Aim of the task =
Every line of the material that follows must be printed again exactly.

####

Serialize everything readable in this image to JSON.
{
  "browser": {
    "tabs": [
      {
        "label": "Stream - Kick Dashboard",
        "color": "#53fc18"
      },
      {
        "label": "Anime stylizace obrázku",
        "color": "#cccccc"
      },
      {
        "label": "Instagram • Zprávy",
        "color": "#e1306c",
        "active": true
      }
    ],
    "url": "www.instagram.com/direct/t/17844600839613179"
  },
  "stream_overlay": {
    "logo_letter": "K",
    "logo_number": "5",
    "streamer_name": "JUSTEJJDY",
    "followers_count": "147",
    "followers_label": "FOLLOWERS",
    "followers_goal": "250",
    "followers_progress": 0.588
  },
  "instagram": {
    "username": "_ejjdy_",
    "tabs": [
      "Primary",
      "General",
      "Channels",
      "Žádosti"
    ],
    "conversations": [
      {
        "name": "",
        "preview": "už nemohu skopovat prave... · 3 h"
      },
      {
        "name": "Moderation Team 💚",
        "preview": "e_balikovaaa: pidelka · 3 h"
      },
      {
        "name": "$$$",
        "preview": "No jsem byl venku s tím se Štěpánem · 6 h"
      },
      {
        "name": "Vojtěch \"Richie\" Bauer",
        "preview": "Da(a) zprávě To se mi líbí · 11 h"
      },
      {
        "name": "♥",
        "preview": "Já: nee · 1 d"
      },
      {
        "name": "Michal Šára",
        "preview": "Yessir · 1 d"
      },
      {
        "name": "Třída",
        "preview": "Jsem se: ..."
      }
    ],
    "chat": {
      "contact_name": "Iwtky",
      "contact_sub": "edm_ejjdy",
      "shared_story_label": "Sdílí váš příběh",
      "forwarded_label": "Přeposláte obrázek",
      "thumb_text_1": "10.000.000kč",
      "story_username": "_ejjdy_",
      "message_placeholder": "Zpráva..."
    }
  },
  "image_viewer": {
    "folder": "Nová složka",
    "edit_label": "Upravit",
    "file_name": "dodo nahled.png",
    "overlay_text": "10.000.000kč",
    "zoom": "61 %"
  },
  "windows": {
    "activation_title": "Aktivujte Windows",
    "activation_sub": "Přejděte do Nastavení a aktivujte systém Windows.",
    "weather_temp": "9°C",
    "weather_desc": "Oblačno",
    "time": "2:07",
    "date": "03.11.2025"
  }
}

####

The answer =
Serialize everything readable in this image to JSON.
{
  "browser": {
    "tabs": [
      {
        "label": "Stream - Kick Dashboard",
        "color": "#53fc18"
      },
      {
        "label": "Anime stylizace obrázku",
        "color": "#cccccc"
      },
      {
        "label": "Instagram • Zprávy",
        "color": "#e1306c",
        "active": true
      }
    ],
    "url": "www.instagram.com/direct/t/17844600839613179"
  },
  "stream_overlay": {
    "logo_letter": "K",
    "logo_number": "5",
    "streamer_name": "JUSTEJJDY",
    "followers_count": "147",
    "followers_label": "FOLLOWERS",
    "followers_goal": "250",
    "followers_progress": 0.588
  },
  "instagram": {
    "username": "_ejjdy_",
    "tabs": [
      "Primary",
      "General",
      "Channels",
      "Žádosti"
    ],
    "conversations": [
      {
        "name": "",
        "preview": "už nemohu skopovat prave... · 3 h"
      },
      {
        "name": "Moderation Team 💚",
        "preview": "e_balikovaaa: pidelka · 3 h"
      },
      {
        "name": "$$$",
        "preview": "No jsem byl venku s tím se Štěpánem · 6 h"
      },
      {
        "name": "Vojtěch \"Richie\" Bauer",
        "preview": "Da(a) zprávě To se mi líbí · 11 h"
      },
      {
        "name": "♥",
        "preview": "Já: nee · 1 d"
      },
      {
        "name": "Michal Šára",
        "preview": "Yessir · 1 d"
      },
      {
        "name": "Třída",
        "preview": "Jsem se: ..."
      }
    ],
    "chat": {
      "contact_name": "Iwtky",
      "contact_sub": "edm_ejjdy",
      "shared_story_label": "Sdílí váš příběh",
      "forwarded_label": "Přeposláte obrázek",
      "thumb_text_1": "10.000.000kč",
      "story_username": "_ejjdy_",
      "message_placeholder": "Zpráva..."
    }
  },
  "image_viewer": {
    "folder": "Nová složka",
    "edit_label": "Upravit",
    "file_name": "dodo nahled.png",
    "overlay_text": "10.000.000kč",
    "zoom": "61 %"
  },
  "windows": {
    "activation_title": "Aktivujte Windows",
    "activation_sub": "Přejděte do Nastavení a aktivujte systém Windows.",
    "weather_temp": "9°C",
    "weather_desc": "Oblačno",
    "time": "2:07",
    "date": "03.11.2025"
  }
}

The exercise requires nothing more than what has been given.